═══ Exercise input ═══
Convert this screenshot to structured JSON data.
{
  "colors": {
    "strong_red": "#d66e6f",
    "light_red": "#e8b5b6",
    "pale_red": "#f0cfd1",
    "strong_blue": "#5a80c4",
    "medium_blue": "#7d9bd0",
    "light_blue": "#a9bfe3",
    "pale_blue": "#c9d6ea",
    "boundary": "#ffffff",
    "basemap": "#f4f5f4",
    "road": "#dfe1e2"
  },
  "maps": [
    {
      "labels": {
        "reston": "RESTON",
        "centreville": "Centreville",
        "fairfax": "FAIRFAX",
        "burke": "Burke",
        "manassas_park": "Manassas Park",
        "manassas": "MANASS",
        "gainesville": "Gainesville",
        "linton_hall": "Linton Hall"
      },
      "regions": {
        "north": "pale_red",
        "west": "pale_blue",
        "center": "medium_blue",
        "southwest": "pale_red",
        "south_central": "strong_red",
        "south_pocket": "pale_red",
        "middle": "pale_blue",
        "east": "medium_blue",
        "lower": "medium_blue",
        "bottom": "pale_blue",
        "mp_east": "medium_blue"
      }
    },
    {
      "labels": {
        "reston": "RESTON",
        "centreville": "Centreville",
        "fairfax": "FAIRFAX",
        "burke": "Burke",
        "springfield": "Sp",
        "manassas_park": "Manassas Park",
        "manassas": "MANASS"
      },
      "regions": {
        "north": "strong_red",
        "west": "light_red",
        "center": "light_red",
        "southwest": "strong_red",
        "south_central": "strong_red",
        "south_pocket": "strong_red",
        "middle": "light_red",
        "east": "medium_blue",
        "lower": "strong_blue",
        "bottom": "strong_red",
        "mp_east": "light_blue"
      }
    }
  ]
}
═══
• The problem: Reproduce the listing above verbatim, from first line to last.

• The answer:
Convert this screenshot to structured JSON data.
{
  "colors": {
    "strong_red": "#d66e6f",
    "light_red": "#e8b5b6",
    "pale_red": "#f0cfd1",
    "strong_blue": "#5a80c4",
    "medium_blue": "#7d9bd0",
    "light_blue": "#a9bfe3",
    "pale_blue": "#c9d6ea",
    "boundary": "#ffffff",
    "basemap": "#f4f5f4",
    "road": "#dfe1e2"
  },
  "maps": [
    {
      "labels": {
        "reston": "RESTON",
        "centreville": "Centreville",
        "fairfax": "FAIRFAX",
        "burke": "Burke",
        "manassas_park": "Manassas Park",
        "manassas": "MANASS",
        "gainesville": "Gainesville",
        "linton_hall": "Linton Hall"
      },
      "regions": {
        "north": "pale_red",
        "west": "pale_blue",
        "center": "medium_blue",
        "southwest": "pale_red",
        "south_central": "strong_red",
        "south_pocket": "pale_red",
        "middle": "pale_blue",
        "east": "medium_blue",
        "lower": "medium_blue",
        "bottom": "pale_blue",
        "mp_east": "medium_blue"
      }
    },
    {
      "labels": {
        "reston": "RESTON",
        "centreville": "Centreville",
        "fairfax": "FAIRFAX",
        "burke": "Burke",
        "springfield": "Sp",
        "manassas_park": "Manassas Park",
        "manassas": "MANASS"
      },
      "regions": {
        "north": "strong_red",
        "west": "light_red",
        "center": "light_red",
        "southwest": "strong_red",
        "south_central": "strong_red",
        "south_pocket": "strong_red",
        "middle": "light_red",
        "east": "medium_blue",
        "lower": "strong_blue",
        "bottom": "strong_red",
        "mp_east": "light_blue"
      }
    }
  ]
}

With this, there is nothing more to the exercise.